- _Teks yang Diberikan_
Cerini 10 mg

Cerini 10 mg

Cetirizine hydrochloride

Obat KerasAntialergiAntihistamin

Cerini Obat Apa?

Cerini 10 mg adalah obat antihistamin generasi kedua yang mengandung cetirizine hydrochloride 10 mg. Obat ini digunakan untuk meredakan gejala alergi musiman maupun tahunan seperti bersin-bersin, hidung berair, mata gatal dan berair, serta mengatasi urtikaria idiopatik kronis (biduran).

Dosis Cerini

Dewasa
  • Rinitis alergi musiman/perenial dan urtikaria idiopatik kronis: 10 mg sekali sehari
  • Alternatif: 5 mg dua kali sehari jika dosis tunggal 10 mg menimbulkan kantuk berlebih
  • Dosis maksimum: 10 mg per hari
Anak-Anak
  • Anak usia 6-11 tahun: 5 mg sekali sehari atau 2,5 mg dua kali sehari
  • Anak usia 2-5 tahun: 2,5 mg sekali sehari; dosis dapat ditingkatkan menjadi 5 mg/hari jika diperlukan
  • Anak di bawah 2 tahun: tidak direkomendasikan untuk sediaan tablet
Lansia / Gangguan Organ
  • Lansia: mulai dengan 5 mg sekali sehari, tingkatkan ke 10 mg jika ditoleransi dengan baik
  • Gangguan ginjal ringan (ClCr 50-80 mL/menit): 10 mg sekali sehari (dosis normal)
  • Gangguan ginjal sedang (ClCr 30-50 mL/menit): 5 mg sekali sehari
  • Gangguan ginjal berat (ClCr < 30 mL/menit): 5 mg setiap 2 hari sekali
  • Pasien hemodialisis: 5 mg setiap 3 hari sekali; tidak dianjurkan pada akhir sesi dialisis
  • Gangguan hati berat tanpa gangguan ginjal: tidak diperlukan penyesuaian dosis

Aturan Pakai

Cerini 10 mg diminum secara oral dengan atau tanpa makanan, ditelan utuh bersama segelas penuh air putih — jangan dihancurkan, dikunyah, atau dibelah kecuali atas petunjuk dokter atau apoteker. Obat dapat diminum kapan saja, namun disarankan pada malam hari untuk meminimalkan efek kantuk di siang hari. Gunakan pada waktu yang sama setiap harinya agar kadar obat dalam darah tetap stabil. Jika dosis terlupakan, minum segera saat teringat; namun jika sudah mendekati waktu dosis berikutnya, lewati dosis yang terlupakan dan jangan menggandakan dosis.

- _Data yang Diberikan_
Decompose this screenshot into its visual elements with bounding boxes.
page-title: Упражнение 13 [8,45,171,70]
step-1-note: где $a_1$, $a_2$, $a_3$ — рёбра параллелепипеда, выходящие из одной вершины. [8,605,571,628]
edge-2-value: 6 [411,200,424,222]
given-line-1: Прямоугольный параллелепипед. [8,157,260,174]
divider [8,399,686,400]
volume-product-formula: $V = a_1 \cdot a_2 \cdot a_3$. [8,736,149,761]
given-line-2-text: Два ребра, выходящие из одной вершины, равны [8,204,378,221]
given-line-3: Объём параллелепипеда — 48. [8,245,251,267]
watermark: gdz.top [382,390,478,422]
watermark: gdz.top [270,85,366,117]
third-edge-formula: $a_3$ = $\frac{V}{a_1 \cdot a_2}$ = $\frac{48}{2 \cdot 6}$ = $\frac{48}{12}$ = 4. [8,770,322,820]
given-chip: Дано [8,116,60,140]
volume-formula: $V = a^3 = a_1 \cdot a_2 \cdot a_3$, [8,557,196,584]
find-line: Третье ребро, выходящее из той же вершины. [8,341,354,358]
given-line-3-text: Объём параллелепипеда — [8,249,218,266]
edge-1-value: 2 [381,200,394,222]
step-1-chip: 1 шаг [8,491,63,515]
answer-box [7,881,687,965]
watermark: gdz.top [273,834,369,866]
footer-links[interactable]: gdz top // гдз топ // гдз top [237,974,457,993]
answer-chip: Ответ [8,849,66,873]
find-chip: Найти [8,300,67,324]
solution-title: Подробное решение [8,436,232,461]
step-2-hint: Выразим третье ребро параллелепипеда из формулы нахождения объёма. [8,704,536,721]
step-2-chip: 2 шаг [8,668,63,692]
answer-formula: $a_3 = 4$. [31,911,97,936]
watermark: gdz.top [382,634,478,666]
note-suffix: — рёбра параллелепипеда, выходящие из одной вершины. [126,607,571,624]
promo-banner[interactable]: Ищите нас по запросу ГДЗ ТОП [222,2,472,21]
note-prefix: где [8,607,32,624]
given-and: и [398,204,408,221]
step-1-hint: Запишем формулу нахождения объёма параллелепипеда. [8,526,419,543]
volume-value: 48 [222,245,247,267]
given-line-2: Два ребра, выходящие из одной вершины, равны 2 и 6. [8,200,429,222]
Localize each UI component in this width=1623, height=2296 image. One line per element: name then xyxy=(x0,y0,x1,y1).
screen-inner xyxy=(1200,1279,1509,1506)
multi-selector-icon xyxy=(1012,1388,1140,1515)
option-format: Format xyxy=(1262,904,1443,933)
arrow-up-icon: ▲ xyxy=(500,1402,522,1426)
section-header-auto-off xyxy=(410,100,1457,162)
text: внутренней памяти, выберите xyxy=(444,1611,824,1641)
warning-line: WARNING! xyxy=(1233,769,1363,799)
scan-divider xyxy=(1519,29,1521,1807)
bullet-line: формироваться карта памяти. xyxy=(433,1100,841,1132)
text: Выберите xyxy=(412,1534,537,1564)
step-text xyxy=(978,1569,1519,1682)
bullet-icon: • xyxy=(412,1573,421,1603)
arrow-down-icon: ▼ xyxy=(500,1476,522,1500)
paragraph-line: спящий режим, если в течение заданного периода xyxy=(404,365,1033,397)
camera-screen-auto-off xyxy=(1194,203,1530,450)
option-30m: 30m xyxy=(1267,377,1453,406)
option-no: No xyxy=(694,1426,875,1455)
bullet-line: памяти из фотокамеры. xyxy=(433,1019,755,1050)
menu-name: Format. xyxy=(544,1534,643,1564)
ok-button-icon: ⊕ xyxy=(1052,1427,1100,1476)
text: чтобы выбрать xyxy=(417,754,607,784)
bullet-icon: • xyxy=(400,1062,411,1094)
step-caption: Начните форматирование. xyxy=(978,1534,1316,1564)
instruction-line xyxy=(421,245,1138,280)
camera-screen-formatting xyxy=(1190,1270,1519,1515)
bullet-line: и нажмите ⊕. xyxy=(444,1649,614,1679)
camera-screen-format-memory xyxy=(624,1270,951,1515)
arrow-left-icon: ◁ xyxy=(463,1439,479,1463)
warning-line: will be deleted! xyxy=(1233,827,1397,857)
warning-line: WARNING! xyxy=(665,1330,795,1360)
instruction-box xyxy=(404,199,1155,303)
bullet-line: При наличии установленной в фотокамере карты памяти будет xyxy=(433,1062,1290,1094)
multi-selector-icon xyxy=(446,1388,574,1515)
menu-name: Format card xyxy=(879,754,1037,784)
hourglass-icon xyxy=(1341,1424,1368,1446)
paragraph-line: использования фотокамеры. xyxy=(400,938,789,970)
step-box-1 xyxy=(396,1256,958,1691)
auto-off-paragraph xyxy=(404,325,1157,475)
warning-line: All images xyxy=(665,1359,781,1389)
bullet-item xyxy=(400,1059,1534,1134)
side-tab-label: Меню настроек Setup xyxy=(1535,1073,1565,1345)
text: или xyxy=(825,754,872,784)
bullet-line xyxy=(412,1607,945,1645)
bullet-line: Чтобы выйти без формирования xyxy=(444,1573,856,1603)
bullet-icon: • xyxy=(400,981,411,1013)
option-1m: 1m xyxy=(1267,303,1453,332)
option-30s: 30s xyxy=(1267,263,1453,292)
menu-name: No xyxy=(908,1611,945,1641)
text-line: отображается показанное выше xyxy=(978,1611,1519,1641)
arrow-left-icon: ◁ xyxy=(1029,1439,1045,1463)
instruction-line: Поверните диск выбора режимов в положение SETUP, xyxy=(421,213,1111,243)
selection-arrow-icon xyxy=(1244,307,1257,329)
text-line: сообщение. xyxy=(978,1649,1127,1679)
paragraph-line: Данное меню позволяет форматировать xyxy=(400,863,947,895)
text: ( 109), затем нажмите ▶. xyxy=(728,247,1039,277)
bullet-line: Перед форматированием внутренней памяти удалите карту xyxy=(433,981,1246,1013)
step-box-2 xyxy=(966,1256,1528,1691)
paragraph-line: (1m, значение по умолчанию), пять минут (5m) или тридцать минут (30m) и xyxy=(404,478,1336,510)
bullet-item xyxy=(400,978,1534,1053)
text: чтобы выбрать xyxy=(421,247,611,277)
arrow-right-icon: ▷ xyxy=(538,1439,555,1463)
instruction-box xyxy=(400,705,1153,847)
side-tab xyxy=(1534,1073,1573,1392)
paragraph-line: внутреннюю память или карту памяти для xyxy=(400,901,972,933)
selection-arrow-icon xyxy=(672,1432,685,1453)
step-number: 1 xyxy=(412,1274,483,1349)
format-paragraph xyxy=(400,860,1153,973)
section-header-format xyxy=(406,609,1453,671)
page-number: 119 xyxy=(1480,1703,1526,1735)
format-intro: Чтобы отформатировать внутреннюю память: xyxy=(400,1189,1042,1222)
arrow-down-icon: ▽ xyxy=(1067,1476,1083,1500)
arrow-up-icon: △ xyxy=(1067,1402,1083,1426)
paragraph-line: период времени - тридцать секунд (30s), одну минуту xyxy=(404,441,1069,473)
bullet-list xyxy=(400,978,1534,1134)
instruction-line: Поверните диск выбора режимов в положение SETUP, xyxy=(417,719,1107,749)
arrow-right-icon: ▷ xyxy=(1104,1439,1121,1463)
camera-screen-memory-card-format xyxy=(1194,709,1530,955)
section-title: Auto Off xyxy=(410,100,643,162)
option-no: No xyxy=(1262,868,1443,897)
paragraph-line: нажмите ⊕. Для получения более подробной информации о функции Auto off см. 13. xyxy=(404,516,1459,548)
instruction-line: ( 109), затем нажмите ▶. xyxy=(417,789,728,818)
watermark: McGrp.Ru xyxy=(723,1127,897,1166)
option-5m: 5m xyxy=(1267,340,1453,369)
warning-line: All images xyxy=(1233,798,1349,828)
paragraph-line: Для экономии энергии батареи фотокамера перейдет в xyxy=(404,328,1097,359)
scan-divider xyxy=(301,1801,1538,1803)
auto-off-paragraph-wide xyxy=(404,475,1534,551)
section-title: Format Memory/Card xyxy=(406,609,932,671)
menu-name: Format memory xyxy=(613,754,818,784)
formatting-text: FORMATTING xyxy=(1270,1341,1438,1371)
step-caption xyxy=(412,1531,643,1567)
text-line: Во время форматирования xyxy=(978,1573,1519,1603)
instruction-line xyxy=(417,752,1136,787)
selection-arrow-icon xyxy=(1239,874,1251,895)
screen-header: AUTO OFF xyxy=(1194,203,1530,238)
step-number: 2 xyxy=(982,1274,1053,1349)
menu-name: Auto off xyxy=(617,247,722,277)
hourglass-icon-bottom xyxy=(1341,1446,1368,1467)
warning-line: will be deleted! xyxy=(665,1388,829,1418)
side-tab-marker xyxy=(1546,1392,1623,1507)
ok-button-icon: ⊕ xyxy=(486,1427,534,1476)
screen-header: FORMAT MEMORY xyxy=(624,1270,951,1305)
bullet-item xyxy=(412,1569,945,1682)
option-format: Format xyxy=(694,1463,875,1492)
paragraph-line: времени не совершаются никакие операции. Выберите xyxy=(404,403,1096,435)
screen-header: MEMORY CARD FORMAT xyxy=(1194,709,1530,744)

- _Uraian Soal_
Salin bagian teks tentang Cerini di antara "Cerini Obat Apa?" dan "idiopatik kronis (biduran).", termasuk kedua ujungnya, tanpa mengubah apa pun. Catatan-catatan tersebut tidak berhubungan dengan teks.

- _Jawaban Soal_
Cerini Obat Apa?

Cerini 10 mg adalah obat antihistamin generasi kedua yang mengandung cetirizine hydrochloride 10 mg. Obat ini digunakan untuk meredakan gejala alergi musiman maupun tahunan seperti bersin-bersin, hidung berair, mata gatal dan berair, serta mengatasi urtikaria idiopatik kronis (biduran).